▸ **YOUR TASK**
Transcribe the records below exactly as they appear.

▸ **THE DATA**

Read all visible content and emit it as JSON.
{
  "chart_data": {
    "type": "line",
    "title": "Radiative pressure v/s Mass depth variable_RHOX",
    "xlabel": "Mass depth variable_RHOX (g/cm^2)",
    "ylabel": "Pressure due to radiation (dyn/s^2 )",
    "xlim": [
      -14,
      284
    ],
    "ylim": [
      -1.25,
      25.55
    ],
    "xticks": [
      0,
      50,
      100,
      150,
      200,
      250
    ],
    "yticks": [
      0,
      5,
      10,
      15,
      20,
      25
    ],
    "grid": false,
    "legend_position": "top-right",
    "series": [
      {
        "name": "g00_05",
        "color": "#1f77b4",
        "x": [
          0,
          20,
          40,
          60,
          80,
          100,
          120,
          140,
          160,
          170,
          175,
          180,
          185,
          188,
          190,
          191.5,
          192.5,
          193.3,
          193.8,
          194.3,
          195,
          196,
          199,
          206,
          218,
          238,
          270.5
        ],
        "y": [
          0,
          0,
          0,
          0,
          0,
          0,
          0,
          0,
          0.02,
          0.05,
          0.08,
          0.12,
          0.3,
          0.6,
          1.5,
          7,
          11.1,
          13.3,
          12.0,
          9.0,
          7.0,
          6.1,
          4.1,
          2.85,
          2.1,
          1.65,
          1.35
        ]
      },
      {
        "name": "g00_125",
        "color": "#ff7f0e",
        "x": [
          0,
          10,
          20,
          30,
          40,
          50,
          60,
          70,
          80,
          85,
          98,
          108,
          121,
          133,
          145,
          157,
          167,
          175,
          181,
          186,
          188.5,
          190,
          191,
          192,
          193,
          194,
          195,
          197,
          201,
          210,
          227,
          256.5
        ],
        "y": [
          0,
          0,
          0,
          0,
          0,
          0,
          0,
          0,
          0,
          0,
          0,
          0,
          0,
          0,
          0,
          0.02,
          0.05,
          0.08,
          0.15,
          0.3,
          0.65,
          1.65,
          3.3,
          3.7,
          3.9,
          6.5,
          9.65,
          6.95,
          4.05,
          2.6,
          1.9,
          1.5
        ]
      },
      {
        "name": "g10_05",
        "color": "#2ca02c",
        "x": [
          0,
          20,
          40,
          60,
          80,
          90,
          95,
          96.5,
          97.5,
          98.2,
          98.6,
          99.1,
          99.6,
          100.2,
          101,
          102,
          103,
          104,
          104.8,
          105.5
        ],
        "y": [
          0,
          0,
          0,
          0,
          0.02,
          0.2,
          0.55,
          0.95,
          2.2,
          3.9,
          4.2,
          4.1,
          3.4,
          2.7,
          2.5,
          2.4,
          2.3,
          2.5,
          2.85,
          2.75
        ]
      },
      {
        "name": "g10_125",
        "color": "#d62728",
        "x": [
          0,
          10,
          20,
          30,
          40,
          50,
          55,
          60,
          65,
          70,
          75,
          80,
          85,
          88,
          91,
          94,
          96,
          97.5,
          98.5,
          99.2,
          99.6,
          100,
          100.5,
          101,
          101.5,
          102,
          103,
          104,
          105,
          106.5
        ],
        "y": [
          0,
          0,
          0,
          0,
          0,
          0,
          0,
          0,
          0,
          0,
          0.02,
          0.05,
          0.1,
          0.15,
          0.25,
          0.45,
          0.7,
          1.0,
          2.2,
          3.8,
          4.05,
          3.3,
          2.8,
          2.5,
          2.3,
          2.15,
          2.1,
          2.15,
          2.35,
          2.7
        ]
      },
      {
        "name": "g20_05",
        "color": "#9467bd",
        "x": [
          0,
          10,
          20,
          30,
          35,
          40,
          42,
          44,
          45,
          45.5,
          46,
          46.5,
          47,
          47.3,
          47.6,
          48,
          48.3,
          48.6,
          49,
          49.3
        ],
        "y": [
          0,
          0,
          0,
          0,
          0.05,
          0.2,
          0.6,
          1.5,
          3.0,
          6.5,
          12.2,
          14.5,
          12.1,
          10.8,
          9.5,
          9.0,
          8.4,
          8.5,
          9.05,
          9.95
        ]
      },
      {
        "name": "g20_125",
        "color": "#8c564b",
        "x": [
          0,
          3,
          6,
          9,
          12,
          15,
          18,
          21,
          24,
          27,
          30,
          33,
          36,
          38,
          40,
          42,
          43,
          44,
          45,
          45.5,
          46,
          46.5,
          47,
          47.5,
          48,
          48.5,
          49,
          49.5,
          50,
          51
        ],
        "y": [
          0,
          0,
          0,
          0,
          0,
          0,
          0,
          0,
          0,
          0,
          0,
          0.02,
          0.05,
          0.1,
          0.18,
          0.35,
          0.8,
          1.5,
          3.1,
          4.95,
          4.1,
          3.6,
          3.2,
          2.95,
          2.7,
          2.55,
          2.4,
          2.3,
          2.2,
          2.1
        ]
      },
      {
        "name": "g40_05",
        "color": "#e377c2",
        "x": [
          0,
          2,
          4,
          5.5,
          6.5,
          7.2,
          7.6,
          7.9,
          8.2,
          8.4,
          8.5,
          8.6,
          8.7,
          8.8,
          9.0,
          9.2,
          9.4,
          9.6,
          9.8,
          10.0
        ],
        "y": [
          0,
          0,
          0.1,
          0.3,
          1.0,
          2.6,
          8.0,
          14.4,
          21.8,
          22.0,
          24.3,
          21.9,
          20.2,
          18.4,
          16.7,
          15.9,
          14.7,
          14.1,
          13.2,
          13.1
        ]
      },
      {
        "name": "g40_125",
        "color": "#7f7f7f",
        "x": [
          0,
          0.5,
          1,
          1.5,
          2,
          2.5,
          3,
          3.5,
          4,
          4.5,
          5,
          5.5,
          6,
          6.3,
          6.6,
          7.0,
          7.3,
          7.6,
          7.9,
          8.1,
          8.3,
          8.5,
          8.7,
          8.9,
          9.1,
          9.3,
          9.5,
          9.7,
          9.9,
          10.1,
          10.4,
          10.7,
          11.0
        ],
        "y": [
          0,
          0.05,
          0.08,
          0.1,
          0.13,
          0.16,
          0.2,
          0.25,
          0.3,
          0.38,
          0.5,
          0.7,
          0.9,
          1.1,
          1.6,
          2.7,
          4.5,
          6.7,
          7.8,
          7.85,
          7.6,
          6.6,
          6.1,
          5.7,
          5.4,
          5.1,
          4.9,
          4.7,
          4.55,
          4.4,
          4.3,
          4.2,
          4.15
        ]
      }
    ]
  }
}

▸ **EXERCISE RESULT**
Read all visible content and emit it as JSON.
{
  "chart_data": {
    "type": "line",
    "title": "Radiative pressure v/s Mass depth variable_RHOX",
    "xlabel": "Mass depth variable_RHOX (g/cm^2)",
    "ylabel": "Pressure due to radiation (dyn/s^2 )",
    "xlim": [
      -14,
      284
    ],
    "ylim": [
      -1.25,
      25.55
    ],
    "xticks": [
      0,
      50,
      100,
      150,
      200,
      250
    ],
    "yticks": [
      0,
      5,
      10,
      15,
      20,
      25
    ],
    "grid": false,
    "legend_position": "top-right",
    "series": [
      {
        "name": "g00_05",
        "color": "#1f77b4",
        "x": [
          0,
          20,
          40,
          60,
          80,
          100,
          120,
          140,
          160,
          170,
          175,
          180,
          185,
          188,
          190,
          191.5,
          192.5,
          193.3,
          193.8,
          194.3,
          195,
          196,
          199,
          206,
          218,
          238,
          270.5
        ],
        "y": [
          0,
          0,
          0,
          0,
          0,
          0,
          0,
          0,
          0.02,
          0.05,
          0.08,
          0.12,
          0.3,
          0.6,
          1.5,
          7,
          11.1,
          13.3,
          12.0,
          9.0,
          7.0,
          6.1,
          4.1,
          2.85,
          2.1,
          1.65,
          1.35
        ]
      },
      {
        "name": "g00_125",
        "color": "#ff7f0e",
        "x": [
          0,
          10,
          20,
          30,
          40,
          50,
          60,
          70,
          80,
          85,
          98,
          108,
          121,
          133,
          145,
          157,
          167,
          175,
          181,
          186,
          188.5,
          190,
          191,
          192,
          193,
          194,
          195,
          197,
          201,
          210,
          227,
          256.5
        ],
        "y": [
          0,
          0,
          0,
          0,
          0,
          0,
          0,
          0,
          0,
          0,
          0,
          0,
          0,
          0,
          0,
          0.02,
          0.05,
          0.08,
          0.15,
          0.3,
          0.65,
          1.65,
          3.3,
          3.7,
          3.9,
          6.5,
          9.65,
          6.95,
          4.05,
          2.6,
          1.9,
          1.5
        ]
      },
      {
        "name": "g10_05",
        "color": "#2ca02c",
        "x": [
          0,
          20,
          40,
          60,
          80,
          90,
          95,
          96.5,
          97.5,
          98.2,
          98.6,
          99.1,
          99.6,
          100.2,
          101,
          102,
          103,
          104,
          104.8,
          105.5
        ],
        "y": [
          0,
          0,
          0,
          0,
          0.02,
          0.2,
          0.55,
          0.95,
          2.2,
          3.9,
          4.2,
          4.1,
          3.4,
          2.7,
          2.5,
          2.4,
          2.3,
          2.5,
          2.85,
          2.75
        ]
      },
      {
        "name": "g10_125",
        "color": "#d62728",
        "x": [
          0,
          10,
          20,
          30,
          40,
          50,
          55,
          60,
          65,
          70,
          75,
          80,
          85,
          88,
          91,
          94,
          96,
          97.5,
          98.5,
          99.2,
          99.6,
          100,
          100.5,
          101,
          101.5,
          102,
          103,
          104,
          105,
          106.5
        ],
        "y": [
          0,
          0,
          0,
          0,
          0,
          0,
          0,
          0,
          0,
          0,
          0.02,
          0.05,
          0.1,
          0.15,
          0.25,
          0.45,
          0.7,
          1.0,
          2.2,
          3.8,
          4.05,
          3.3,
          2.8,
          2.5,
          2.3,
          2.15,
          2.1,
          2.15,
          2.35,
          2.7
        ]
      },
      {
        "name": "g20_05",
        "color": "#9467bd",
        "x": [
          0,
          10,
          20,
          30,
          35,
          40,
          42,
          44,
          45,
          45.5,
          46,
          46.5,
          47,
          47.3,
          47.6,
          48,
          48.3,
          48.6,
          49,
          49.3
        ],
        "y": [
          0,
          0,
          0,
          0,
          0.05,
          0.2,
          0.6,
          1.5,
          3.0,
          6.5,
          12.2,
          14.5,
          12.1,
          10.8,
          9.5,
          9.0,
          8.4,
          8.5,
          9.05,
          9.95
        ]
      },
      {
        "name": "g20_125",
        "color": "#8c564b",
        "x": [
          0,
          3,
          6,
          9,
          12,
          15,
          18,
          21,
          24,
          27,
          30,
          33,
          36,
          38,
          40,
          42,
          43,
          44,
          45,
          45.5,
          46,
          46.5,
          47,
          47.5,
          48,
          48.5,
          49,
          49.5,
          50,
          51
        ],
        "y": [
          0,
          0,
          0,
          0,
          0,
          0,
          0,
          0,
          0,
          0,
          0,
          0.02,
          0.05,
          0.1,
          0.18,
          0.35,
          0.8,
          1.5,
          3.1,
          4.95,
          4.1,
          3.6,
          3.2,
          2.95,
          2.7,
          2.55,
          2.4,
          2.3,
          2.2,
          2.1
        ]
      },
      {
        "name": "g40_05",
        "color": "#e377c2",
        "x": [
          0,
          2,
          4,
          5.5,
          6.5,
          7.2,
          7.6,
          7.9,
          8.2,
          8.4,
          8.5,
          8.6,
          8.7,
          8.8,
          9.0,
          9.2,
          9.4,
          9.6,
          9.8,
          10.0
        ],
        "y": [
          0,
          0,
          0.1,
          0.3,
          1.0,
          2.6,
          8.0,
          14.4,
          21.8,
          22.0,
          24.3,
          21.9,
          20.2,
          18.4,
          16.7,
          15.9,
          14.7,
          14.1,
          13.2,
          13.1
        ]
      },
      {
        "name": "g40_125",
        "color": "#7f7f7f",
        "x": [
          0,
          0.5,
          1,
          1.5,
          2,
          2.5,
          3,
          3.5,
          4,
          4.5,
          5,
          5.5,
          6,
          6.3,
          6.6,
          7.0,
          7.3,
          7.6,
          7.9,
          8.1,
          8.3,
          8.5,
          8.7,
          8.9,
          9.1,
          9.3,
          9.5,
          9.7,
          9.9,
          10.1,
          10.4,
          10.7,
          11.0
        ],
        "y": [
          0,
          0.05,
          0.08,
          0.1,
          0.13,
          0.16,
          0.2,
          0.25,
          0.3,
          0.38,
          0.5,
          0.7,
          0.9,
          1.1,
          1.6,
          2.7,
          4.5,
          6.7,
          7.8,
          7.85,
          7.6,
          6.6,
          6.1,
          5.7,
          5.4,
          5.1,
          4.9,
          4.7,
          4.55,
          4.4,
          4.3,
          4.2,
          4.15
        ]
      }
    ]
  }
}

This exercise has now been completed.